_EXERCISE_
Every line with the string "如图所示" should be gathered.

__________

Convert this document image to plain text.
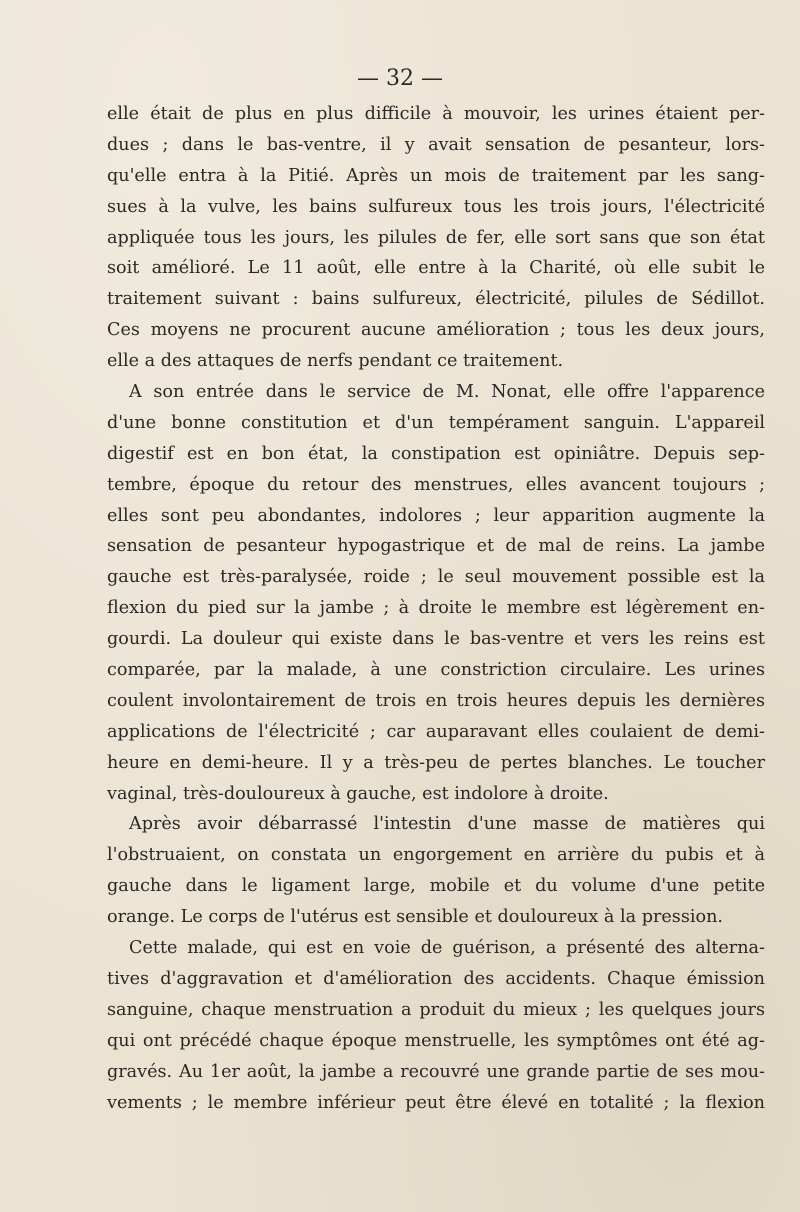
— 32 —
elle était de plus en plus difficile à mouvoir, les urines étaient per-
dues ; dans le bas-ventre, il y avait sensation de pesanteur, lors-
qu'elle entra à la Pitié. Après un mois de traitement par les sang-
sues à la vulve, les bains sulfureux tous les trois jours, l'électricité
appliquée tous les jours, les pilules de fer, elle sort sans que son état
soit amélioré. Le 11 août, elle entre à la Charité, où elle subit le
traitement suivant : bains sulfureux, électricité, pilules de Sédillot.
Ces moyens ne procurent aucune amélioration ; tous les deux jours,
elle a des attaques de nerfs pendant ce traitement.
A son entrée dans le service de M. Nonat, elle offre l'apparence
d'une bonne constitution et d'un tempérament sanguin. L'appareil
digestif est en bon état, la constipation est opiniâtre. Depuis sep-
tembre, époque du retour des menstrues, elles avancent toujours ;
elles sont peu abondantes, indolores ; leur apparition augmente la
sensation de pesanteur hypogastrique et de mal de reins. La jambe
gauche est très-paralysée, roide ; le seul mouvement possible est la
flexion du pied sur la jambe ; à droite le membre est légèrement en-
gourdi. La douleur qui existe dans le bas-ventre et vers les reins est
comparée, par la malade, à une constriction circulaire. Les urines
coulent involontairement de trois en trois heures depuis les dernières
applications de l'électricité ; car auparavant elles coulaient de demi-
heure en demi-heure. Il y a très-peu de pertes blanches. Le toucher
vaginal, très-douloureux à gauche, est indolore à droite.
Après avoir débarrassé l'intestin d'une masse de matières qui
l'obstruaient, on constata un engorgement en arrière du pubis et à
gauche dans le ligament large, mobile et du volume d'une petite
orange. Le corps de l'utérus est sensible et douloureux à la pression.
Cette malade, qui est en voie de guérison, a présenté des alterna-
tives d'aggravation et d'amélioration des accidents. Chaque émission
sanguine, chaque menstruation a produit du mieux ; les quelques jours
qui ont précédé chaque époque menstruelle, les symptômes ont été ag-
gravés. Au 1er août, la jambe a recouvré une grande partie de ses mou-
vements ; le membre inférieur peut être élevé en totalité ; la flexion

__________

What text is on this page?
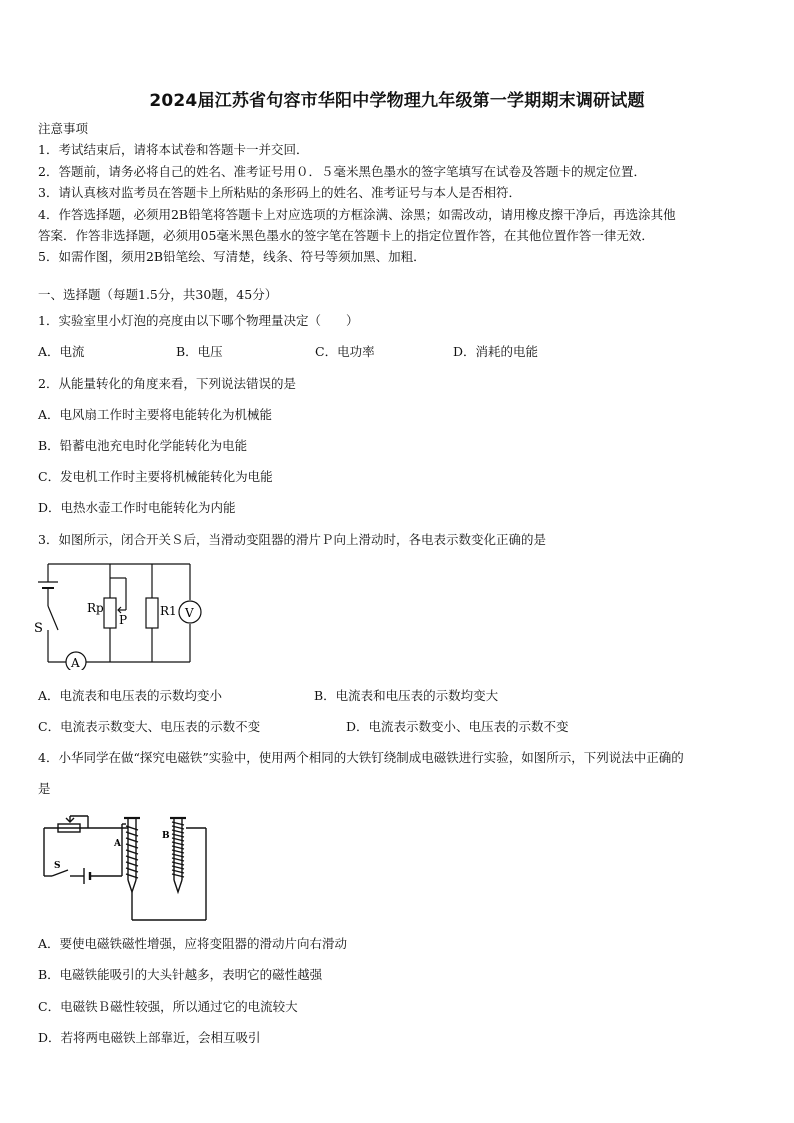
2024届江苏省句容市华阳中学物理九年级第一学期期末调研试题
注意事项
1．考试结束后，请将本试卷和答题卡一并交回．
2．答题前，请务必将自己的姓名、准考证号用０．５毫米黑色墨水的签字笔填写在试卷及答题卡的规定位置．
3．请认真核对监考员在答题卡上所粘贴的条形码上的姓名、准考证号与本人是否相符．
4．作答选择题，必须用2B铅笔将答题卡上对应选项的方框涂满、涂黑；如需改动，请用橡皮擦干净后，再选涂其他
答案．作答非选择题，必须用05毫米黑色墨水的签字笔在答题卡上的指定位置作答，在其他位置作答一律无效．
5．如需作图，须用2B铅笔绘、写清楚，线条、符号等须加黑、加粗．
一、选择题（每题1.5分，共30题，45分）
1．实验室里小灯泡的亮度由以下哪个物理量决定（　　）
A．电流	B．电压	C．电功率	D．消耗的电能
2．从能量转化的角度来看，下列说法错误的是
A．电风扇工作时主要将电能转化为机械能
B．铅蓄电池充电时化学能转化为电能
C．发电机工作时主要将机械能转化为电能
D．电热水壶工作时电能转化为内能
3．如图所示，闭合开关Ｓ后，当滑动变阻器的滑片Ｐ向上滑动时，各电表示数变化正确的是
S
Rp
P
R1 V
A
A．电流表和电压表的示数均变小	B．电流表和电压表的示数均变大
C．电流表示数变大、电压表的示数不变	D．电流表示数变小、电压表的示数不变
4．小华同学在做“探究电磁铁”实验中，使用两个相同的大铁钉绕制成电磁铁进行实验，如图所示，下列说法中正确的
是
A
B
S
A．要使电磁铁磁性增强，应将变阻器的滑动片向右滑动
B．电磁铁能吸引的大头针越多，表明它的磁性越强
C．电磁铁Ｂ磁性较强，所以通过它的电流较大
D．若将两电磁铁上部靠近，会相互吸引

__________

_WRITTEN SOLUTION_
3．如图所示，闭合开关Ｓ后，当滑动变阻器的滑片Ｐ向上滑动时，各电表示数变化正确的是
4．小华同学在做“探究电磁铁”实验中，使用两个相同的大铁钉绕制成电磁铁进行实验，如图所示，下列说法中正确的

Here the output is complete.